PAGE TEXT.
---

City planning for sexual diversity: new policies in Bogotá

In 2009 the city council of Bogotá introduced a policy to guarantee equal rights for LGBT people in the city.

Bogotá is the primary destination of those internally displaced by violence in Colombia. The places of origin of the population displaced by violence are also the areas with the highest levels of violations of the rights of LGBT people, mainly transgender women[i]. Guerrillas and paramilitary groups direct violence against sectors considered to be opposed to the social order they wish to maintain since they see them as symptoms of ‘social decay’. The sectors they victimise include drug users, homeless people, individuals linked to prostitution, those living with HIV/AIDS, members and leaders of unions and community organisations – and homosexuals and transgender individuals.

---

SUPPLIED INFORMATION.
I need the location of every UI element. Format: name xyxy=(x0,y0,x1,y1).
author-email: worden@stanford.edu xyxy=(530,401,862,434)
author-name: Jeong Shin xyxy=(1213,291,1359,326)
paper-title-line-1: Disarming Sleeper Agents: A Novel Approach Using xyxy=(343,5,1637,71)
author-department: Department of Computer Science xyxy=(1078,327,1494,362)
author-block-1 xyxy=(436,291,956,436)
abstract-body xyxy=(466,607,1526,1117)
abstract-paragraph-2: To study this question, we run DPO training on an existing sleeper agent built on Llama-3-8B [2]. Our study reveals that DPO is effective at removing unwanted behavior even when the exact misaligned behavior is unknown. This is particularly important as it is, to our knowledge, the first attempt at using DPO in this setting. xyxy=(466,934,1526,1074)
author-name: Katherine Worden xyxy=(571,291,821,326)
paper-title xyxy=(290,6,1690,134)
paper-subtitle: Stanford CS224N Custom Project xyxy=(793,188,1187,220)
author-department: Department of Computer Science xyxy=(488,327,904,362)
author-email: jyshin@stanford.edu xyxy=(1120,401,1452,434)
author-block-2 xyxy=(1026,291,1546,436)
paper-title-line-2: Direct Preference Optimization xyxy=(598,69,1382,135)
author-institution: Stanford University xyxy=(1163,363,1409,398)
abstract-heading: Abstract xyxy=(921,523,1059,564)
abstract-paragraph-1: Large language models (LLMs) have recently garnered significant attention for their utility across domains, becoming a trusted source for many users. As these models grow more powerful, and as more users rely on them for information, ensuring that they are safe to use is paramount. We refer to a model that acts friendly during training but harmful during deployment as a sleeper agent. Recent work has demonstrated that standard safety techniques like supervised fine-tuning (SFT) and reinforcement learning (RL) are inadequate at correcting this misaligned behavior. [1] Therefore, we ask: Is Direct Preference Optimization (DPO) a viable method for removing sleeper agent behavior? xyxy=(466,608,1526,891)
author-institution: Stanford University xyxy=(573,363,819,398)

---

WHAT IS REQUIRED.
Extend the text on Bogotá's policies for sexual diversity, beginning right after its final sentence.

ANSWER SECTION.
30% of displaced LGBT people now living in Bogotá cite the reasons for their flight as associated with their sexual orientation and/or gender identity. In the areas of Bogotá where displaced trans women tend to settle, there is widespread violence, sale and use of drugs, and trafficking of people for sexual exploitation – networks which are frequently linked with trans women and to which boys, girls and adolescents are most exposed.[ii] However, social mobilisation in these areas has been strengthening progressively for more than a decade, culminating in 2009 in the signature of Agreement 371 of the Council of Bogotá on LGBT public policy. This policy fully guarantees the equal rights of LGBT people and has two key aims: firstly, to guarantee services and assistance regardless of sexual orientation or gender identity and, secondly, to promote a culture free of violence on the basis of sexual orientation and gender identity. Relating to the first, for example, the district housing subsidy for the low-income population now recognises same-sex couples as a family unit with the right to benefit from this assistance.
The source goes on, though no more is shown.